### [Input material]
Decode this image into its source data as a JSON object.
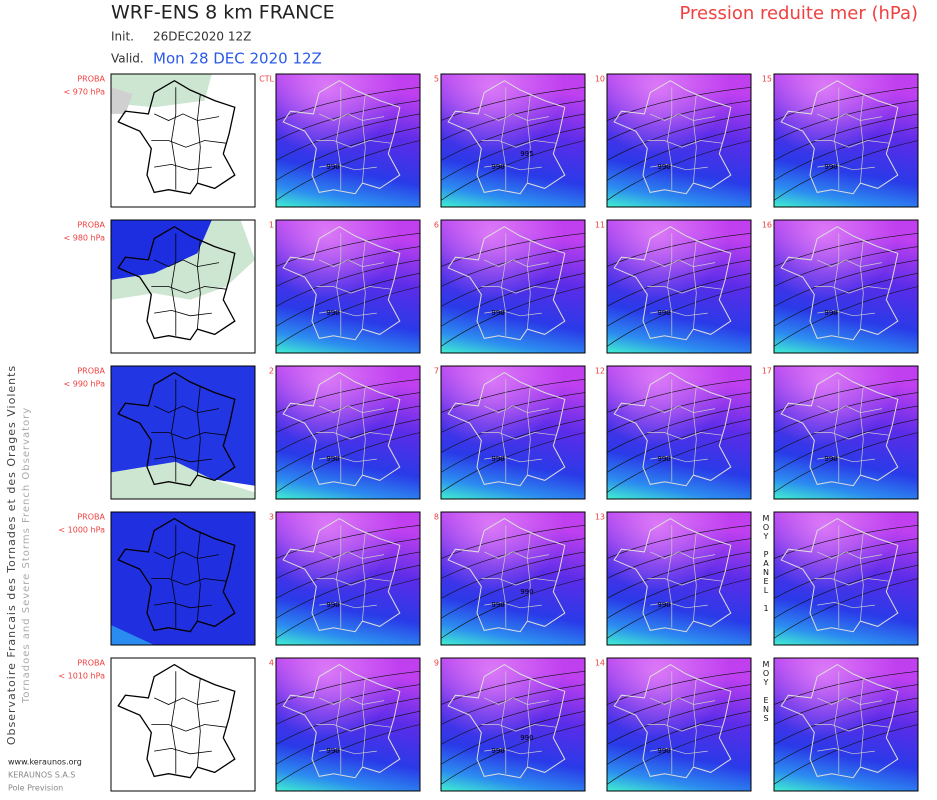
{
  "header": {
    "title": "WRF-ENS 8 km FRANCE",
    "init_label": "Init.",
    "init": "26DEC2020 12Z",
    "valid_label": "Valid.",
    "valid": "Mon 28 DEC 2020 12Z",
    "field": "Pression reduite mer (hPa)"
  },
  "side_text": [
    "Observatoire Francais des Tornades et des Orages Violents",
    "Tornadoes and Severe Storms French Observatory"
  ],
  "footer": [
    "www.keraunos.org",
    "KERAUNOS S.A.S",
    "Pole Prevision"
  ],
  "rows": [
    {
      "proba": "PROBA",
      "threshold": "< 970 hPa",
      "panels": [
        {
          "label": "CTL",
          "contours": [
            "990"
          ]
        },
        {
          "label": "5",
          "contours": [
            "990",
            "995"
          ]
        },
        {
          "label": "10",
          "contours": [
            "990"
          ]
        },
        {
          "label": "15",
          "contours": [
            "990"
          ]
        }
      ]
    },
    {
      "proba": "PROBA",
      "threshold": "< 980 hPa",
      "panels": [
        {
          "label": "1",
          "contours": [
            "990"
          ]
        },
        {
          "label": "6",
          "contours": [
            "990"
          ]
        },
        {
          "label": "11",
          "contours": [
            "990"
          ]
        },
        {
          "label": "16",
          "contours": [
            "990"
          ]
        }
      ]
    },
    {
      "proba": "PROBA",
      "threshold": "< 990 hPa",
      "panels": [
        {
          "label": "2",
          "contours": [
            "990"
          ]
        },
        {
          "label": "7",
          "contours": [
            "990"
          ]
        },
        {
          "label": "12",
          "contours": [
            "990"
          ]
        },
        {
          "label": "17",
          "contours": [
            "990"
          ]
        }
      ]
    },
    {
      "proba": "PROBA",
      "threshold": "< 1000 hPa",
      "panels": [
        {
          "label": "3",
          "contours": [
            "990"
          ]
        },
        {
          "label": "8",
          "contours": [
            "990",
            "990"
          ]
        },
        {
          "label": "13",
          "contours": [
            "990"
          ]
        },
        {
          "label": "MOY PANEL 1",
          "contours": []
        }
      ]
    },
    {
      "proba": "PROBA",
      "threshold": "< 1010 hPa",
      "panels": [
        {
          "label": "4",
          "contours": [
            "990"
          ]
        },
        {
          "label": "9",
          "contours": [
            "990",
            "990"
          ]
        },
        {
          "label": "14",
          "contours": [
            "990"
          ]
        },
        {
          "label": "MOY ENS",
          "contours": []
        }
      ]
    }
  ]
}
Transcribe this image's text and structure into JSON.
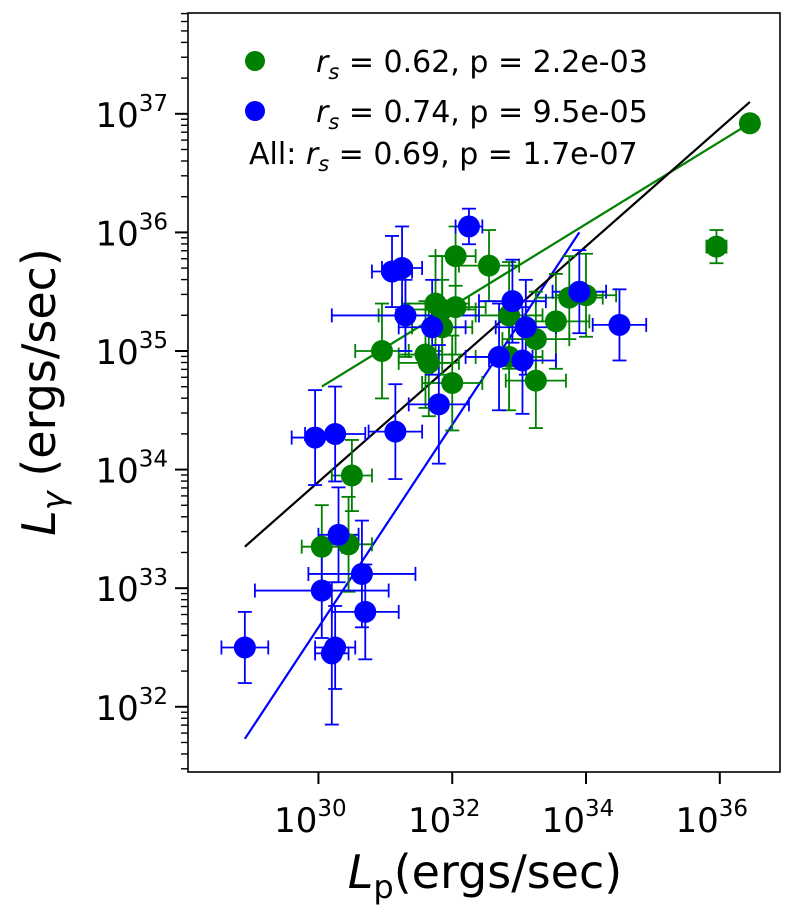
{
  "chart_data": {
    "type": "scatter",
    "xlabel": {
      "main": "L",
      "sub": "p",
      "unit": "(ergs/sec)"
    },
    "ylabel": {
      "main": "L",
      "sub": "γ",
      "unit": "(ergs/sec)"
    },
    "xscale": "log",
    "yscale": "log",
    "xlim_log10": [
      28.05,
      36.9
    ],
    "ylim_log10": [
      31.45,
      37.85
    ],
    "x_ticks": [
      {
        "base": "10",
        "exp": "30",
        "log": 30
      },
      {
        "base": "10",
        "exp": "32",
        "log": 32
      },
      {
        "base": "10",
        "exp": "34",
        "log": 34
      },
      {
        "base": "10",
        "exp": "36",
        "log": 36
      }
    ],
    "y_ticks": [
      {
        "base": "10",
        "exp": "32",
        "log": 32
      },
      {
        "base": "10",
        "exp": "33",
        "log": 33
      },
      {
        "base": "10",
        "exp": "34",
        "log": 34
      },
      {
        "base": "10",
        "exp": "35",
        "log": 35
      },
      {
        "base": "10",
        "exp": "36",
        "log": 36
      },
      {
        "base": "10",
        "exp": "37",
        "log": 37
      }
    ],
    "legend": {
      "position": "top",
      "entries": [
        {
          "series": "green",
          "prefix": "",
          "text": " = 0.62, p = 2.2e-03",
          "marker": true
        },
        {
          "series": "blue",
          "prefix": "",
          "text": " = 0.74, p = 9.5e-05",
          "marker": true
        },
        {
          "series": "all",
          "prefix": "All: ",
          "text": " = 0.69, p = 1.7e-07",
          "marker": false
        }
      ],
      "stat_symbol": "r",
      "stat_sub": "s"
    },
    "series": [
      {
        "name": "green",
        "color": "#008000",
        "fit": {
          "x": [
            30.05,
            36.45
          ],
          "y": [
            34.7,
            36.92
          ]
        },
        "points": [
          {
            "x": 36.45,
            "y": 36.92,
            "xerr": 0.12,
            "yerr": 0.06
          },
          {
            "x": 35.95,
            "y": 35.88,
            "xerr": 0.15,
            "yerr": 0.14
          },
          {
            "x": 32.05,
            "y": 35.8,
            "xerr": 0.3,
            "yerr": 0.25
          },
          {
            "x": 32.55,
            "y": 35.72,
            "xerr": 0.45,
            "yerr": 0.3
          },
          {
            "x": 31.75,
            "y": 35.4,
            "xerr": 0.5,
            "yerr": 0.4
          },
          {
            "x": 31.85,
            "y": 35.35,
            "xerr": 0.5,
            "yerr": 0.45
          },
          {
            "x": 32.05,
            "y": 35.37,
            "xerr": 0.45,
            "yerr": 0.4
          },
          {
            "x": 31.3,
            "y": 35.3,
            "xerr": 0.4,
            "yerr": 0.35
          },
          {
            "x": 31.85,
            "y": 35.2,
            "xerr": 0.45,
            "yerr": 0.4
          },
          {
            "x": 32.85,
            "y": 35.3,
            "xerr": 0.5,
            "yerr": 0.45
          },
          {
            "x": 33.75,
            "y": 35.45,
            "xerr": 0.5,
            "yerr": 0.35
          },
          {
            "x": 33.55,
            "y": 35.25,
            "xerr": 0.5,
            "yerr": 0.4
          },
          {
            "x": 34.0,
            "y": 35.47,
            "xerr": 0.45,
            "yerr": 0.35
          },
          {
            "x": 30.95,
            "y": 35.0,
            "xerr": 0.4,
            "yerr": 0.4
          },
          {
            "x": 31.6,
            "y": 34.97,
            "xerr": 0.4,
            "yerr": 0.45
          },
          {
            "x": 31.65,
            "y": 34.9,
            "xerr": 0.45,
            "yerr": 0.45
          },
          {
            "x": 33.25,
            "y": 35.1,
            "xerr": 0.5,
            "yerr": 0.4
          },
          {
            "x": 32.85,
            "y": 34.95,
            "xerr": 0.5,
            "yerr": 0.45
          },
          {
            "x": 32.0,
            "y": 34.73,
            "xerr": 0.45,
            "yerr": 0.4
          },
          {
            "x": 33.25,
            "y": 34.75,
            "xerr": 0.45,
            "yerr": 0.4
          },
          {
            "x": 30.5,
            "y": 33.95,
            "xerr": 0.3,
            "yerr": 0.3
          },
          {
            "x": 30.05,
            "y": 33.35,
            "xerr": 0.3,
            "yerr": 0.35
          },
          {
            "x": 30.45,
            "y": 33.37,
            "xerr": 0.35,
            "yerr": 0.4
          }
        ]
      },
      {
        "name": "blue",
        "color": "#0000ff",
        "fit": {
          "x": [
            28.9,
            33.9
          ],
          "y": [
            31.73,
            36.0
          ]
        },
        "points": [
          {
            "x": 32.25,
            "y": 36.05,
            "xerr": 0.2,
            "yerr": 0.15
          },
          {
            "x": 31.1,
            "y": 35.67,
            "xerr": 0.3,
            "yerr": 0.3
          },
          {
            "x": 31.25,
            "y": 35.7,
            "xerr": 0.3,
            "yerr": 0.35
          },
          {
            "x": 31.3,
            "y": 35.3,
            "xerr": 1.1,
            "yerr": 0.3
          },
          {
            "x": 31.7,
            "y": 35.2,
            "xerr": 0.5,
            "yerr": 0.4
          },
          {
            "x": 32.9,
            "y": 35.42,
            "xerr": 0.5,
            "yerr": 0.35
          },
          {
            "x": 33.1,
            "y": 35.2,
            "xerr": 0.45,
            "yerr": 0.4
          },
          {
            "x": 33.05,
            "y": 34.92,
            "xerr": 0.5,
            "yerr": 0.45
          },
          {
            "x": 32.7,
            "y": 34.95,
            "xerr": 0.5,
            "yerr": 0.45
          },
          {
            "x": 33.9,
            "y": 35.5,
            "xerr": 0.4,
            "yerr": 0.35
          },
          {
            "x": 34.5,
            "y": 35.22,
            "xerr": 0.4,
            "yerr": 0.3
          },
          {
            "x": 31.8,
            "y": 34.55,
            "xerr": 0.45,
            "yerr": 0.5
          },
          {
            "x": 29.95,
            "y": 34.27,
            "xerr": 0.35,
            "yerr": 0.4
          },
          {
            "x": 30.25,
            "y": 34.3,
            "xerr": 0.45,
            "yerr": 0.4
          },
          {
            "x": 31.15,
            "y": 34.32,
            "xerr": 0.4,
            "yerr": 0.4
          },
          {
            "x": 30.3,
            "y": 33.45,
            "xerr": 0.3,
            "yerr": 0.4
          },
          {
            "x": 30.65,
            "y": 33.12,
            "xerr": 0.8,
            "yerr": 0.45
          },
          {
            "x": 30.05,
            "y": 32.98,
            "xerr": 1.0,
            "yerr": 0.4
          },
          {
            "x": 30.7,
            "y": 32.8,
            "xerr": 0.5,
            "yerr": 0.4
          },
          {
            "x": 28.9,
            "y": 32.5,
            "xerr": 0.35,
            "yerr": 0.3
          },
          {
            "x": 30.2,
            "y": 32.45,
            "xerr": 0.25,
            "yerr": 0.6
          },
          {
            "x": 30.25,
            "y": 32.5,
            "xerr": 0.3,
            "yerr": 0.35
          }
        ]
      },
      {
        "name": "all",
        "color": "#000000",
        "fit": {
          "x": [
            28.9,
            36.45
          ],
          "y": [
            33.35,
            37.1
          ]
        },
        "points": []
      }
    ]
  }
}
==
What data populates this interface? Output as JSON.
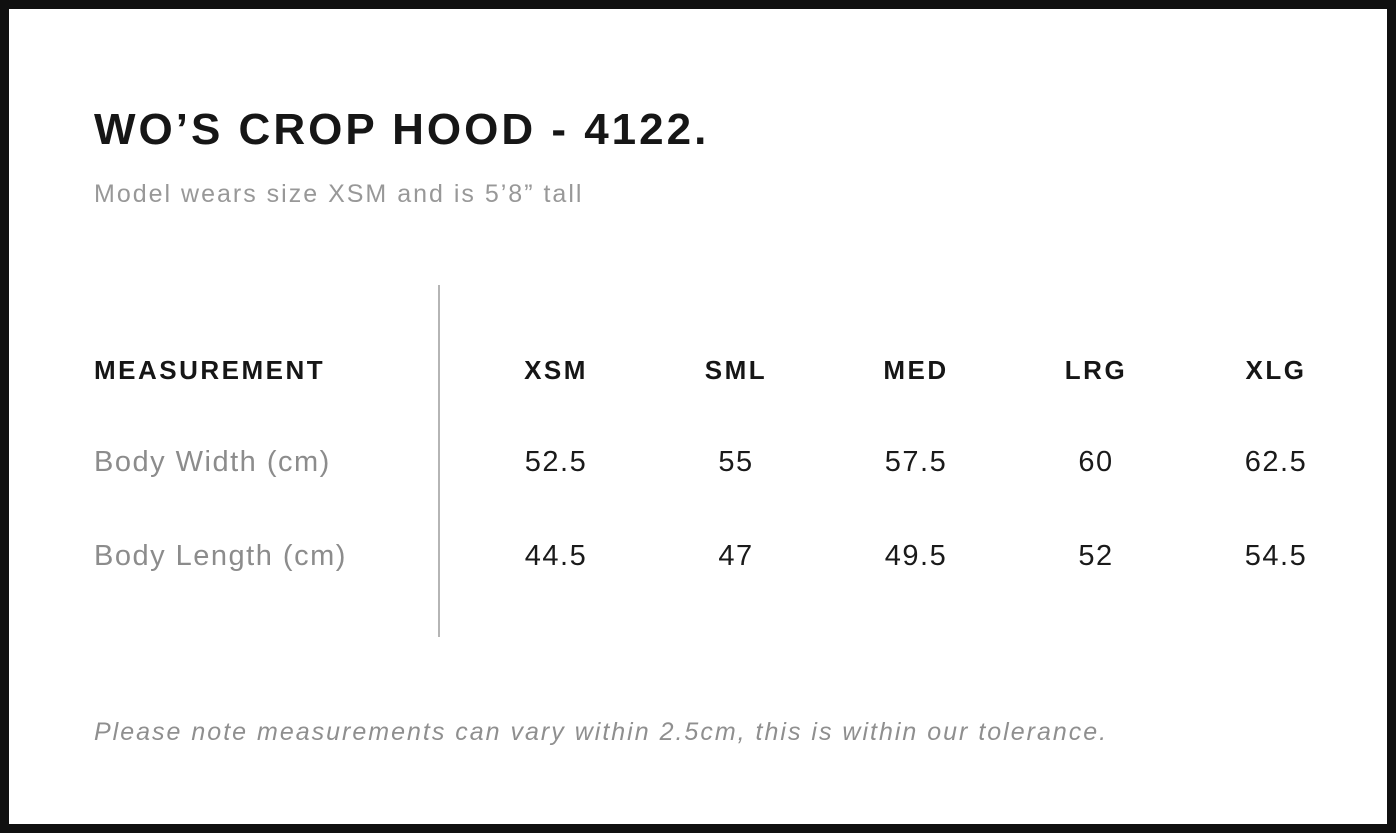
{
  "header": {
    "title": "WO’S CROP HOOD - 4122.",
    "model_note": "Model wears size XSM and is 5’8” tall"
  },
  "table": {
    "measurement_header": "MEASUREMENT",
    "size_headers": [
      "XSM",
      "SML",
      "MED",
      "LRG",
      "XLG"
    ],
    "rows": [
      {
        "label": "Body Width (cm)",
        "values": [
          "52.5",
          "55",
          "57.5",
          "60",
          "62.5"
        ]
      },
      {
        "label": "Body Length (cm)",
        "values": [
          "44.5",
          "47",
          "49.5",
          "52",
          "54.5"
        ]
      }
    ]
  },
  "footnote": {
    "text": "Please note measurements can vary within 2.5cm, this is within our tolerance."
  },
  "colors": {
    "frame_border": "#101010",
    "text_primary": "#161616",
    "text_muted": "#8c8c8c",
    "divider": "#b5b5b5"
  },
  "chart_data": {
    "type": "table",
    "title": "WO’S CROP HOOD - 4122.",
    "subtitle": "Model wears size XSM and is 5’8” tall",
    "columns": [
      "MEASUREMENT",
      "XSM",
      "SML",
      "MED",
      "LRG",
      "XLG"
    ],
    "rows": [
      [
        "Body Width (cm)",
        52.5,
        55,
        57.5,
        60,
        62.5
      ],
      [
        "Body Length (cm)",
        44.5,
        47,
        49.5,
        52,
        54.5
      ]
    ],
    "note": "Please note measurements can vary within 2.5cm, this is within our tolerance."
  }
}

### [Directive]
Copy out each line of the listing that holds "measurements".

### [Task result]
    "text": "Please note measurements can vary within 2.5cm, this is within our tolerance."
    "note": "Please note measurements can vary within 2.5cm, this is within our tolerance."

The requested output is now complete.